TASK TO COMPLETE:
Each entry needs to be restated exactly as written.

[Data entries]
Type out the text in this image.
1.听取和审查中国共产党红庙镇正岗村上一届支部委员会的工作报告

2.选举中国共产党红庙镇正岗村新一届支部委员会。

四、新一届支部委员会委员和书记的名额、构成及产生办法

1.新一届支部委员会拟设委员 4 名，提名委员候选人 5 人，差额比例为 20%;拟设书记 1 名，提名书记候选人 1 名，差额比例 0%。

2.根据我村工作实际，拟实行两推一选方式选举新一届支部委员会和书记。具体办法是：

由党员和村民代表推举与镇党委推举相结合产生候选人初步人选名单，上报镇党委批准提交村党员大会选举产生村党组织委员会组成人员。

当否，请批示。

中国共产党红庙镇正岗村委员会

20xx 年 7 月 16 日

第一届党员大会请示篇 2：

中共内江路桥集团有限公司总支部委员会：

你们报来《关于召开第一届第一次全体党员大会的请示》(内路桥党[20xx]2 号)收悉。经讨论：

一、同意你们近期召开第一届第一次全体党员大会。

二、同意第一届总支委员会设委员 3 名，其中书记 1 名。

RESULT OF THIS TASK:
Type out the text in this image.
1.听取和审查中国共产党红庙镇正岗村上一届支部委员会的工作报告

2.选举中国共产党红庙镇正岗村新一届支部委员会。

四、新一届支部委员会委员和书记的名额、构成及产生办法

1.新一届支部委员会拟设委员 4 名，提名委员候选人 5 人，差额比例为 20%;拟设书记 1 名，提名书记候选人 1 名，差额比例 0%。

2.根据我村工作实际，拟实行两推一选方式选举新一届支部委员会和书记。具体办法是：

由党员和村民代表推举与镇党委推举相结合产生候选人初步人选名单，上报镇党委批准提交村党员大会选举产生村党组织委员会组成人员。

当否，请批示。

中国共产党红庙镇正岗村委员会

20xx 年 7 月 16 日

第一届党员大会请示篇 2：

中共内江路桥集团有限公司总支部委员会：

你们报来《关于召开第一届第一次全体党员大会的请示》(内路桥党[20xx]2 号)收悉。经讨论：

一、同意你们近期召开第一届第一次全体党员大会。

二、同意第一届总支委员会设委员 3 名，其中书记 1 名。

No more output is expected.